* **Aim of the task**: Copy the records below exactly, omitting any pictures they contain.

(Rows from a dataset)
★ ★ ★

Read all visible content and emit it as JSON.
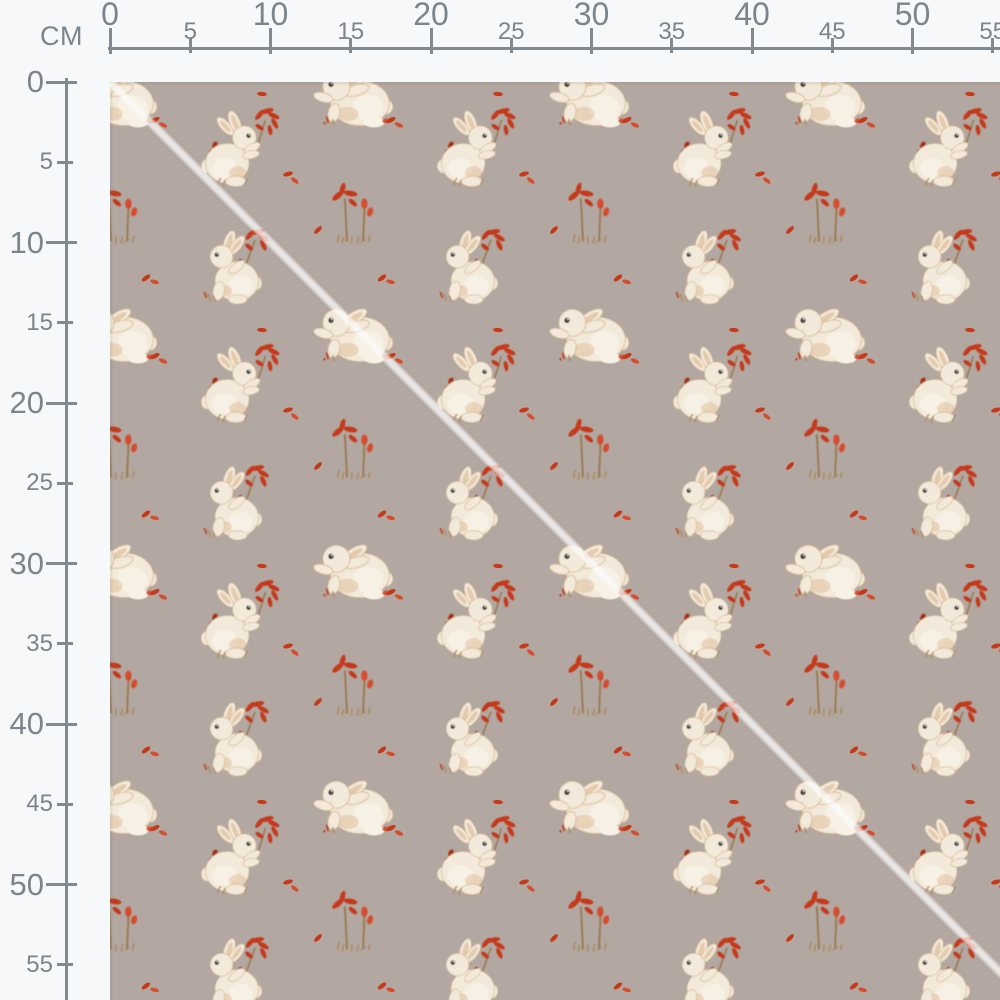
{
  "page": {
    "background_color": "#f6f8f9"
  },
  "ruler": {
    "unit_label": "CM",
    "line_color": "#828a91",
    "label_color": "#7c848c",
    "top": {
      "major_labels": [
        0,
        10,
        20,
        30,
        40,
        50
      ],
      "minor_labels": [
        5,
        15,
        25,
        35,
        45,
        55
      ]
    },
    "left": {
      "major_labels": [
        0,
        10,
        20,
        30,
        40,
        50
      ],
      "minor_labels": [
        5,
        15,
        25,
        35,
        45,
        55
      ]
    }
  },
  "fabric": {
    "description": "taupe fabric swatch with watercolor cream bunnies holding red berry branches, crouching lop-eared bunnies, red berry sprigs and scattered red petals in a half-drop repeat; white diagonal seam line from top-left to bottom-right",
    "background_color": "#b2a8a1",
    "diagonal_line_color": "rgba(255,255,255,0.72)",
    "palette": {
      "bunny_cream": "#f5ecdc",
      "bunny_highlight": "#fbf5e9",
      "bunny_tan": "#ddb88e",
      "bunny_outline": "#cfa87a",
      "eye": "#3b3733",
      "berry_red": "#c63413",
      "berry_red_bright": "#d8492a",
      "berry_red_dark": "#a82c10",
      "stem_brown": "#9a7850",
      "grass_tan": "#ab8a5e"
    }
  }
}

★ ★ ★

* **Finished answer**:
Read all visible content and emit it as JSON.
{
  "page": {
    "background_color": "#f6f8f9"
  },
  "ruler": {
    "unit_label": "CM",
    "line_color": "#828a91",
    "label_color": "#7c848c",
    "top": {
      "major_labels": [
        0,
        10,
        20,
        30,
        40,
        50
      ],
      "minor_labels": [
        5,
        15,
        25,
        35,
        45,
        55
      ]
    },
    "left": {
      "major_labels": [
        0,
        10,
        20,
        30,
        40,
        50
      ],
      "minor_labels": [
        5,
        15,
        25,
        35,
        45,
        55
      ]
    }
  },
  "fabric": {
    "description": "taupe fabric swatch with watercolor cream bunnies holding red berry branches, crouching lop-eared bunnies, red berry sprigs and scattered red petals in a half-drop repeat; white diagonal seam line from top-left to bottom-right",
    "background_color": "#b2a8a1",
    "diagonal_line_color": "rgba(255,255,255,0.72)",
    "palette": {
      "bunny_cream": "#f5ecdc",
      "bunny_highlight": "#fbf5e9",
      "bunny_tan": "#ddb88e",
      "bunny_outline": "#cfa87a",
      "eye": "#3b3733",
      "berry_red": "#c63413",
      "berry_red_bright": "#d8492a",
      "berry_red_dark": "#a82c10",
      "stem_brown": "#9a7850",
      "grass_tan": "#ab8a5e"
    }
  }
}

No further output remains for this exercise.